§ **HOW TO COMPLETE THIS TASK**
Answer these questions from the passage about the band Rodan.
(a) Which writer was talking about Rodan, and for which magazine?
(b) At what place did the writer hear people making fun of that writer?
(c) Which song is named as one where "that sound" is a theme?

Saturday, February 15, 2014

July 28, 1994: Where? There.

That sound.  Yesterday I returned to that sound, a sound I first heard sometime in 1997.  Though the truth is I'm sure I heard the sound much earlier, well, at least a year earlier, sometime in 1996, when Eric and I became curious about this band Rodan that everyone was talking about.  Well, one particular person was talking about them, Marc Pilvinsky, a writer for Flagpole Magazine (Athens, GA).  I think Eric must have picked up the CD, and it really didn't appeal to me: too much of a heavy metal sound.  I thought it was odd that this Flagpole writer would have liked the band so much.  I was even reassured that I didn't have to like Rodan when once, at the High Hat Café, I heard some hipsters actually making fun of Pilvinsky ("Marc Pilvinsky likes heavy metal..."). 

But I taped the album from Eric, and started listening to it at odd moments, or maybe the sound (that sound, or just some other sound?) came back to me when I least expected it.  In any case I gradually realized that this band was doing something, or something was taking place on that album that I had never heard before.  And I also realized, listening closer, that that sound was in fact a theme in some of the songs, especially "The Everyday World of Bodies."  It could be that the sound in the lyrics has nothing to do with the sound that I had been hearing and not understanding (hearing because I didn't understand it), but it helped me name it, gave me the words and the affect to designate it:  that sound.

[Document layout analysis data]
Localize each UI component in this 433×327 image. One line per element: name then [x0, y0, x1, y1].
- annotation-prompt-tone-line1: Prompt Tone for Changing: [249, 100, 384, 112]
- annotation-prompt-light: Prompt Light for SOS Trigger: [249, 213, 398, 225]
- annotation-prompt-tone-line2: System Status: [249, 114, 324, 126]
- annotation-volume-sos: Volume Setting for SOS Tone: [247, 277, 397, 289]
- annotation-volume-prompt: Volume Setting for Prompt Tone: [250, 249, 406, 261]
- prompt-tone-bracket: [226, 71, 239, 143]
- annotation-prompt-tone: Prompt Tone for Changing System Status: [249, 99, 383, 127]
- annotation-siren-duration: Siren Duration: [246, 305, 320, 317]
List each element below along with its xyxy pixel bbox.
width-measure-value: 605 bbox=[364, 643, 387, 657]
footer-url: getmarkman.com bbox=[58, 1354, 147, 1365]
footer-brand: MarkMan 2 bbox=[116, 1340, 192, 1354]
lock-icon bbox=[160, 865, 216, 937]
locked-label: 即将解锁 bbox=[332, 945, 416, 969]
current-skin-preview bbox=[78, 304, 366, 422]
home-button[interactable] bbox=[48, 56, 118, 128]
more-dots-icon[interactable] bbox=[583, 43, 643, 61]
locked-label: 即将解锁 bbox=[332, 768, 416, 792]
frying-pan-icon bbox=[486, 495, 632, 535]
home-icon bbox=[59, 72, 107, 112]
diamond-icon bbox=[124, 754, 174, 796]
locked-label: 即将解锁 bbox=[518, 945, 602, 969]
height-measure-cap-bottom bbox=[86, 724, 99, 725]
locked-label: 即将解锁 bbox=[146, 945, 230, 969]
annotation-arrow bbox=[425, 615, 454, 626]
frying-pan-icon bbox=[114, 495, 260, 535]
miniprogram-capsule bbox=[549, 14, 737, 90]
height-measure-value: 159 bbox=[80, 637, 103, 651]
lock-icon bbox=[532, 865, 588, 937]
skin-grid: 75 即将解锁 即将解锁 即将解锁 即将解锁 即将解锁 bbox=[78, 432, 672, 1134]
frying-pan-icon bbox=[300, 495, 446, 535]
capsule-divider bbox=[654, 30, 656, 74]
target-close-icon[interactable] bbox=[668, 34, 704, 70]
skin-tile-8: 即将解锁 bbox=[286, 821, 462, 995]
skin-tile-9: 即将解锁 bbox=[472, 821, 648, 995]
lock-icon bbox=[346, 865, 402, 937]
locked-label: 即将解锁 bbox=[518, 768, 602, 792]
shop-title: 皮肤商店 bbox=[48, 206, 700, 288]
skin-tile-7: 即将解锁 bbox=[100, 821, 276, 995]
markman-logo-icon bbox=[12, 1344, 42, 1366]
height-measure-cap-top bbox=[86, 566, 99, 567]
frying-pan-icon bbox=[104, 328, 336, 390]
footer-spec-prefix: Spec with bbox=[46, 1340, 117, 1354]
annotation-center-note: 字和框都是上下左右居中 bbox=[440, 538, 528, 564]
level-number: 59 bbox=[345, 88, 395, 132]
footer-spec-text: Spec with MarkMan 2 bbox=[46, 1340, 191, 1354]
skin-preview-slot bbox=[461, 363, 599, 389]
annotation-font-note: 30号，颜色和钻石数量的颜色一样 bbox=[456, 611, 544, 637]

§ **FINISHED EXERCISE**
(a) Marc Pilvinsky, a writer for Flagpole Magazine (Athens, GA).
(b) The High Hat Café.
(c) "The Everyday World of Bodies."